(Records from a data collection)
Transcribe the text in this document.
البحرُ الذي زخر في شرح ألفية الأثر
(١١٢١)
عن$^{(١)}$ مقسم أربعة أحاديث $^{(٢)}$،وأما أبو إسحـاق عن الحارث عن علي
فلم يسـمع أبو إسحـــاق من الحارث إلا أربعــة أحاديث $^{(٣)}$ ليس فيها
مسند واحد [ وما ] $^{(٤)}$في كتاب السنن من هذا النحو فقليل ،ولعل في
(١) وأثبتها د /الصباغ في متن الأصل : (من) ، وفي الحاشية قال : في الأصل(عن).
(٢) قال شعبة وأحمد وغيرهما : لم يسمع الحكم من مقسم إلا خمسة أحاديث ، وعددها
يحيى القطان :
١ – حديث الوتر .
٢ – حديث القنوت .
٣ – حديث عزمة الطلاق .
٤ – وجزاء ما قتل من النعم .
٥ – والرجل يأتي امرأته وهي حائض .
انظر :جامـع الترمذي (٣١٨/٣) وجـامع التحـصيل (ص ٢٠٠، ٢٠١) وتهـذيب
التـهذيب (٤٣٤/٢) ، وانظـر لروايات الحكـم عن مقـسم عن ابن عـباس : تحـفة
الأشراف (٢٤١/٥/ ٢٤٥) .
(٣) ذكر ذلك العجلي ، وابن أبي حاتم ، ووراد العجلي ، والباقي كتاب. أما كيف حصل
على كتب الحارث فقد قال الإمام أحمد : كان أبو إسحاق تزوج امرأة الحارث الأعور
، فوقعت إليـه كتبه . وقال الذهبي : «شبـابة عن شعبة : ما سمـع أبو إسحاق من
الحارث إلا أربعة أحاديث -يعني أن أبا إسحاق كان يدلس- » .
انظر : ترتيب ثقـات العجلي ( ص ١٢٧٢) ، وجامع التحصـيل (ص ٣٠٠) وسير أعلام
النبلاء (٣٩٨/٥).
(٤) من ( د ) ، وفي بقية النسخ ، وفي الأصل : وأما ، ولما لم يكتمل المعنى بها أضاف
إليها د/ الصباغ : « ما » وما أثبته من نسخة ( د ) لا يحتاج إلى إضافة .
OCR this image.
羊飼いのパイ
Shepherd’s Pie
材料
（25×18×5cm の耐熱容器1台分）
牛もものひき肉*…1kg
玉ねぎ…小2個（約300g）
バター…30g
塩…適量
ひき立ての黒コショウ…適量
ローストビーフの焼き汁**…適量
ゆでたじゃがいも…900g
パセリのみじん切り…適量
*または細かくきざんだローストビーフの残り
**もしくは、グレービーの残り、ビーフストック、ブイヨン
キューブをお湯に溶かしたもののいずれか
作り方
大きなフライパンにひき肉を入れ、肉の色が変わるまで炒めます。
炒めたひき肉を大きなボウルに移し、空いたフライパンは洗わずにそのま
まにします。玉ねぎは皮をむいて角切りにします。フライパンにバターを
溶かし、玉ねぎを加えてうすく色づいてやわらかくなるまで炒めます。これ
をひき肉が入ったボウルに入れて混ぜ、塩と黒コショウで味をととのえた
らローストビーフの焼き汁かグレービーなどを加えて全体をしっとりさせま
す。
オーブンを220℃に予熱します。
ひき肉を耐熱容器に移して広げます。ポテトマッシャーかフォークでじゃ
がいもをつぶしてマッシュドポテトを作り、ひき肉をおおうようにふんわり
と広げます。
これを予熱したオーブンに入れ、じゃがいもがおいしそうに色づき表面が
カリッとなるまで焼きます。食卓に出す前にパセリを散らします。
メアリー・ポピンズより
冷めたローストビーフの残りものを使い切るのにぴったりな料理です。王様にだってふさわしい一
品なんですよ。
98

*Written instruction:* Repeat word for word each line from the one with "OCR this image." to the end of the records above, inclusive.

*Correct result:*
OCR this image.
羊飼いのパイ
Shepherd’s Pie
材料
（25×18×5cm の耐熱容器1台分）
牛もものひき肉*…1kg
玉ねぎ…小2個（約300g）
バター…30g
塩…適量
ひき立ての黒コショウ…適量
ローストビーフの焼き汁**…適量
ゆでたじゃがいも…900g
パセリのみじん切り…適量
*または細かくきざんだローストビーフの残り
**もしくは、グレービーの残り、ビーフストック、ブイヨン
キューブをお湯に溶かしたもののいずれか
作り方
大きなフライパンにひき肉を入れ、肉の色が変わるまで炒めます。
炒めたひき肉を大きなボウルに移し、空いたフライパンは洗わずにそのま
まにします。玉ねぎは皮をむいて角切りにします。フライパンにバターを
溶かし、玉ねぎを加えてうすく色づいてやわらかくなるまで炒めます。これ
をひき肉が入ったボウルに入れて混ぜ、塩と黒コショウで味をととのえた
らローストビーフの焼き汁かグレービーなどを加えて全体をしっとりさせま
す。
オーブンを220℃に予熱します。
ひき肉を耐熱容器に移して広げます。ポテトマッシャーかフォークでじゃ
がいもをつぶしてマッシュドポテトを作り、ひき肉をおおうようにふんわり
と広げます。
これを予熱したオーブンに入れ、じゃがいもがおいしそうに色づき表面が
カリッとなるまで焼きます。食卓に出す前にパセリを散らします。
メアリー・ポピンズより
冷めたローストビーフの残りものを使い切るのにぴったりな料理です。王様にだってふさわしい一
品なんですよ。
98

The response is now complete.